** What you are asked to do **
Write the data out again exactly, with no pictures.

__________________________________________________

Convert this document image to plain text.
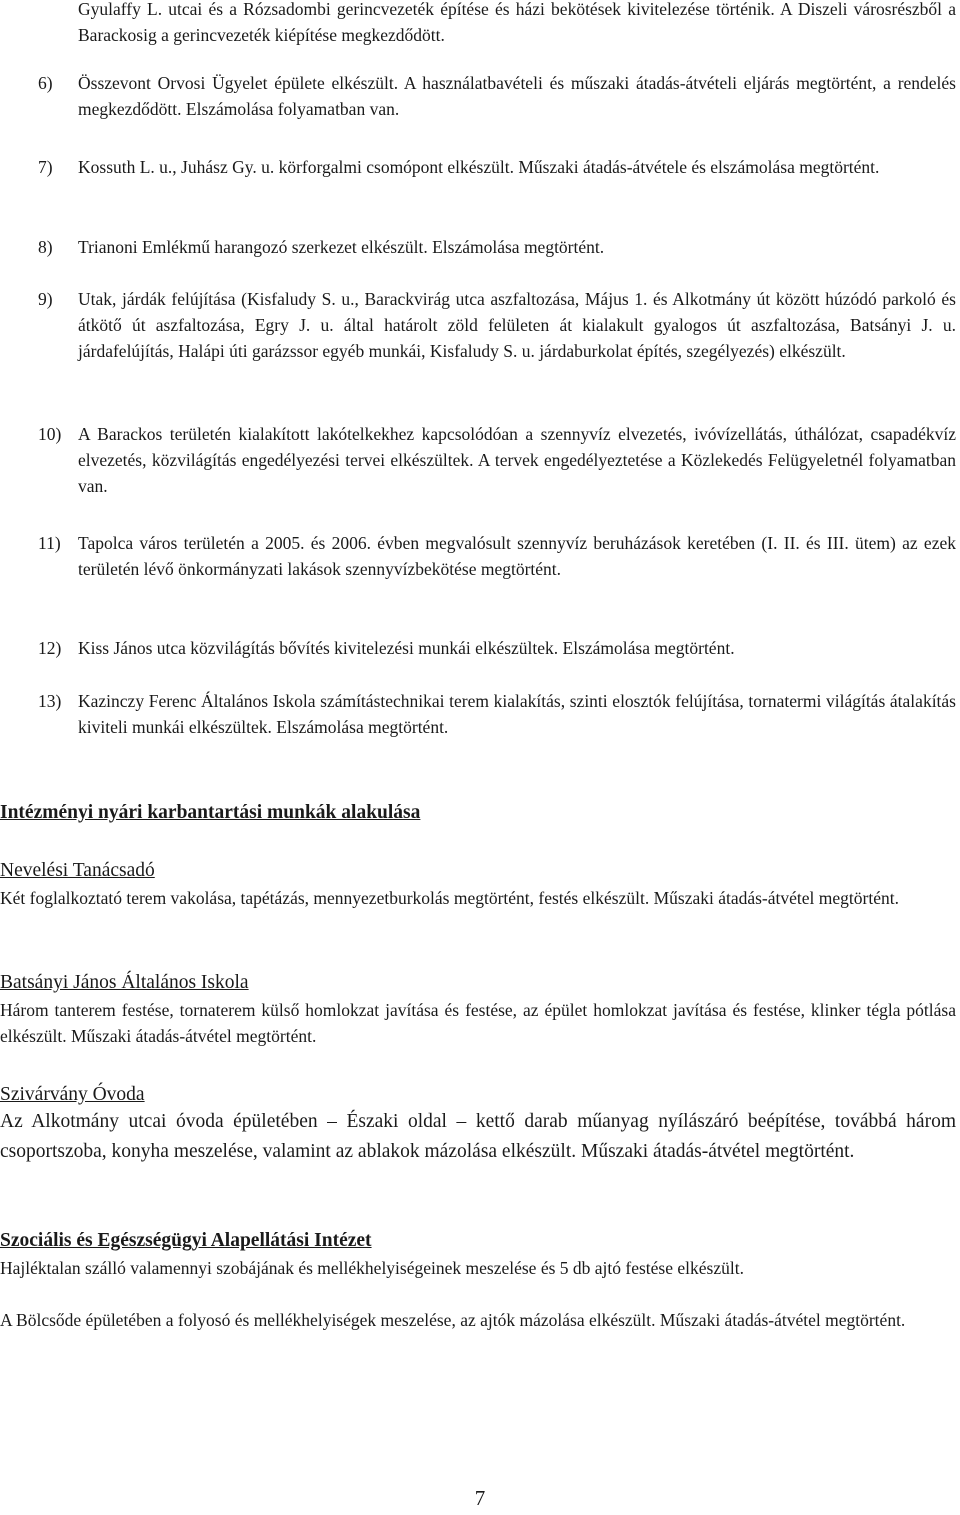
Gyulaffy L. utcai és a Rózsadombi gerincvezeték építése és házi bekötések kivitelezése történik. A Diszeli városrészből a Barackosig a gerincvezeték kiépítése megkezdődött.

6)	Összevont Orvosi Ügyelet épülete elkészült. A használatbavételi és műszaki átadás-átvételi eljárás megtörtént, a rendelés megkezdődött. Elszámolása folyamatban van.

7)	Kossuth L. u., Juhász Gy. u. körforgalmi csomópont elkészült. Műszaki átadás-átvétele és elszámolása megtörtént.

8)	Trianoni Emlékmű harangozó szerkezet elkészült. Elszámolása megtörtént.

9)	Utak, járdák felújítása (Kisfaludy S. u., Barackvirág utca aszfaltozása, Május 1. és Alkotmány út között húzódó parkoló és átkötő út aszfaltozása, Egry J. u. által határolt zöld felületen át kialakult gyalogos út aszfaltozása, Batsányi J. u. járdafelújítás, Halápi úti garázssor egyéb munkái, Kisfaludy S. u. járdaburkolat építés, szegélyezés) elkészült.

10) A Barackos területén kialakított lakótelkekhez kapcsolódóan a szennyvíz elvezetés, ivóvízellátás, úthálózat, csapadékvíz elvezetés, közvilágítás engedélyezési tervei elkészültek. A tervek engedélyeztetése a Közlekedés Felügyeletnél folyamatban van.

11) Tapolca város területén a 2005. és 2006. évben megvalósult szennyvíz beruházások keretében (I. II. és III. ütem) az ezek területén lévő önkormányzati lakások szennyvízbekötése megtörtént.

12) Kiss János utca közvilágítás bővítés kivitelezési munkái elkészültek. Elszámolása megtörtént.

13) Kazinczy Ferenc Általános Iskola számítástechnikai terem kialakítás, szinti elosztók felújítása, tornatermi világítás átalakítás kiviteli munkái elkészültek. Elszámolása megtörtént.

Intézményi nyári karbantartási munkák alakulása
Nevelési Tanácsadó

Két foglalkoztató terem vakolása, tapétázás, mennyezetburkolás megtörtént, festés elkészült. Műszaki átadás-átvétel megtörtént.

Batsányi János Általános Iskola

Három tanterem festése, tornaterem külső homlokzat javítása és festése, az épület homlokzat javítása és festése, klinker tégla pótlása elkészült. Műszaki átadás-átvétel megtörtént.

Szivárvány Óvoda

Az Alkotmány utcai óvoda épületében – Északi oldal – kettő darab műanyag nyílászáró beépítése, továbbá három csoportszoba, konyha meszelése, valamint az ablakok mázolása elkészült. Műszaki átadás-átvétel megtörtént.

Szociális és Egészségügyi Alapellátási Intézet

Hajléktalan szálló valamennyi szobájának és mellékhelyiségeinek meszelése és 5 db ajtó festése elkészült.

A Bölcsőde épületében a folyosó és mellékhelyiségek meszelése, az ajtók mázolása elkészült. Műszaki átadás-átvétel megtörtént.

7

__________________________________________________

** Completed task **
Convert this document image to plain text.
Gyulaffy L. utcai és a Rózsadombi gerincvezeték építése és házi bekötések kivitelezése történik. A Diszeli városrészből a Barackosig a gerincvezeték kiépítése megkezdődött.

6)	Összevont Orvosi Ügyelet épülete elkészült. A használatbavételi és műszaki átadás-átvételi eljárás megtörtént, a rendelés megkezdődött. Elszámolása folyamatban van.

7)	Kossuth L. u., Juhász Gy. u. körforgalmi csomópont elkészült. Műszaki átadás-átvétele és elszámolása megtörtént.

8)	Trianoni Emlékmű harangozó szerkezet elkészült. Elszámolása megtörtént.

9)	Utak, járdák felújítása (Kisfaludy S. u., Barackvirág utca aszfaltozása, Május 1. és Alkotmány út között húzódó parkoló és átkötő út aszfaltozása, Egry J. u. által határolt zöld felületen át kialakult gyalogos út aszfaltozása, Batsányi J. u. járdafelújítás, Halápi úti garázssor egyéb munkái, Kisfaludy S. u. járdaburkolat építés, szegélyezés) elkészült.

10) A Barackos területén kialakított lakótelkekhez kapcsolódóan a szennyvíz elvezetés, ivóvízellátás, úthálózat, csapadékvíz elvezetés, közvilágítás engedélyezési tervei elkészültek. A tervek engedélyeztetése a Közlekedés Felügyeletnél folyamatban van.

11) Tapolca város területén a 2005. és 2006. évben megvalósult szennyvíz beruházások keretében (I. II. és III. ütem) az ezek területén lévő önkormányzati lakások szennyvízbekötése megtörtént.

12) Kiss János utca közvilágítás bővítés kivitelezési munkái elkészültek. Elszámolása megtörtént.

13) Kazinczy Ferenc Általános Iskola számítástechnikai terem kialakítás, szinti elosztók felújítása, tornatermi világítás átalakítás kiviteli munkái elkészültek. Elszámolása megtörtént.

Intézményi nyári karbantartási munkák alakulása
Nevelési Tanácsadó

Két foglalkoztató terem vakolása, tapétázás, mennyezetburkolás megtörtént, festés elkészült. Műszaki átadás-átvétel megtörtént.

Batsányi János Általános Iskola

Három tanterem festése, tornaterem külső homlokzat javítása és festése, az épület homlokzat javítása és festése, klinker tégla pótlása elkészült. Műszaki átadás-átvétel megtörtént.

Szivárvány Óvoda

Az Alkotmány utcai óvoda épületében – Északi oldal – kettő darab műanyag nyílászáró beépítése, továbbá három csoportszoba, konyha meszelése, valamint az ablakok mázolása elkészült. Műszaki átadás-átvétel megtörtént.

Szociális és Egészségügyi Alapellátási Intézet

Hajléktalan szálló valamennyi szobájának és mellékhelyiségeinek meszelése és 5 db ajtó festése elkészült.

A Bölcsőde épületében a folyosó és mellékhelyiségek meszelése, az ajtók mázolása elkészült. Műszaki átadás-átvétel megtörtént.

7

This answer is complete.